(Collection entries)
++++++++++
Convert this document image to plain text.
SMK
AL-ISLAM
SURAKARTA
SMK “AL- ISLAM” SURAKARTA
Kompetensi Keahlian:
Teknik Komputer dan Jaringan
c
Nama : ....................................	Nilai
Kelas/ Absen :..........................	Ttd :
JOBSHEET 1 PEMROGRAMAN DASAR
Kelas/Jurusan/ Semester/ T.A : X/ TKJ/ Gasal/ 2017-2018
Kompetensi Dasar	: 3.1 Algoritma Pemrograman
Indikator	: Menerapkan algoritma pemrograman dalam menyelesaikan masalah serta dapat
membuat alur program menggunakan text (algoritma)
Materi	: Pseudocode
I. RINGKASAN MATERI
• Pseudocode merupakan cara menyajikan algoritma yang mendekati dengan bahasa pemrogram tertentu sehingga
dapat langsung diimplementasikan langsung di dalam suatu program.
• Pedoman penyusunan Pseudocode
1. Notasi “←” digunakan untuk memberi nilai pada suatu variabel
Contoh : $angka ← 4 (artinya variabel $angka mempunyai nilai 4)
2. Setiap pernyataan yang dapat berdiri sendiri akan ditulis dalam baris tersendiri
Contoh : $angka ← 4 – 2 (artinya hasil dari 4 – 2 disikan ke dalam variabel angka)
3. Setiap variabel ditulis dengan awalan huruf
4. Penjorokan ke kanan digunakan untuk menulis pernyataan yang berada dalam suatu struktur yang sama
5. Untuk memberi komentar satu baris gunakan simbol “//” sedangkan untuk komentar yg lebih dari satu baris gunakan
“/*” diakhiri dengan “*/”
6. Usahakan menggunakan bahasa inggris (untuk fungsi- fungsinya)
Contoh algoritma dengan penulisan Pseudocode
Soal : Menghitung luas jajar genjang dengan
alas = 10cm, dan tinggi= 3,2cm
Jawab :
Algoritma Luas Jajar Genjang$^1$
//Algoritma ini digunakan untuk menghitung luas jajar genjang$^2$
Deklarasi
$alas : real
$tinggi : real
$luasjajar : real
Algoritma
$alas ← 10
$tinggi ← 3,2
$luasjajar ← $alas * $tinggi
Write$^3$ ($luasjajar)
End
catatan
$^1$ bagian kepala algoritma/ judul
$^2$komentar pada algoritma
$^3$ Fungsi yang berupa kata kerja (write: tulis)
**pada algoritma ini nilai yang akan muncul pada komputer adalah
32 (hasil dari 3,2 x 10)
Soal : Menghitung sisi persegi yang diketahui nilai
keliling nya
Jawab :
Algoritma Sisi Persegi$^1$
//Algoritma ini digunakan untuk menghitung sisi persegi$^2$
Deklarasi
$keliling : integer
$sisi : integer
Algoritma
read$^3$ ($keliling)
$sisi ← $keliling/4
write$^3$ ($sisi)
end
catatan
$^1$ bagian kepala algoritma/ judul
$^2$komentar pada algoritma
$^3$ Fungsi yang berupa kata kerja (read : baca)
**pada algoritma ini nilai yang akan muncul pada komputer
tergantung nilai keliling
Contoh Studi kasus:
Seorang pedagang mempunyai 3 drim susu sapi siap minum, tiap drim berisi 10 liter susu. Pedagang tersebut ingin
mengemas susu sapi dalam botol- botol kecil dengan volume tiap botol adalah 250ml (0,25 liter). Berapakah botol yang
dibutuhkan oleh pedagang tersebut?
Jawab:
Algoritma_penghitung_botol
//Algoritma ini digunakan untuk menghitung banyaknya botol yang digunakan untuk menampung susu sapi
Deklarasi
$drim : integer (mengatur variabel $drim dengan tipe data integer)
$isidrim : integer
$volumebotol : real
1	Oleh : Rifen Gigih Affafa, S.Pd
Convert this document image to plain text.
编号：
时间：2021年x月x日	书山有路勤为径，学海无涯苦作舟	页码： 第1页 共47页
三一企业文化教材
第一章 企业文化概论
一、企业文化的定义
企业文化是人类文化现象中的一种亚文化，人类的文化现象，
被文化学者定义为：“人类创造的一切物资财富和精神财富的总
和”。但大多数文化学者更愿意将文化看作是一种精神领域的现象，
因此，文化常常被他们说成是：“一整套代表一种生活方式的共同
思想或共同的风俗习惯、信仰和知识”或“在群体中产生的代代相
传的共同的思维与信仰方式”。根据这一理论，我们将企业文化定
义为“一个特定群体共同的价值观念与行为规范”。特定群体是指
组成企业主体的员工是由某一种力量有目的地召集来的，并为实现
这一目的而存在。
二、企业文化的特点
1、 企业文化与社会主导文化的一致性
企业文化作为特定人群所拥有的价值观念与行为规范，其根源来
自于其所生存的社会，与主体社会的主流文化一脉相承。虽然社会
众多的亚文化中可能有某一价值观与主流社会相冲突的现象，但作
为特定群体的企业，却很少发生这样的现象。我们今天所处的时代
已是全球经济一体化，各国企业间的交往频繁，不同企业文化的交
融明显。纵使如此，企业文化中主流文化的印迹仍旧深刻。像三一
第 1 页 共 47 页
++++++++++
Direction =
Copy out each line of the data where the string "liter" appears.

Exercise response =
Seorang pedagang mempunyai 3 drim susu sapi siap minum, tiap drim berisi 10 liter susu. Pedagang tersebut ingin
mengemas susu sapi dalam botol- botol kecil dengan volume tiap botol adalah 250ml (0,25 liter). Berapakah botol yang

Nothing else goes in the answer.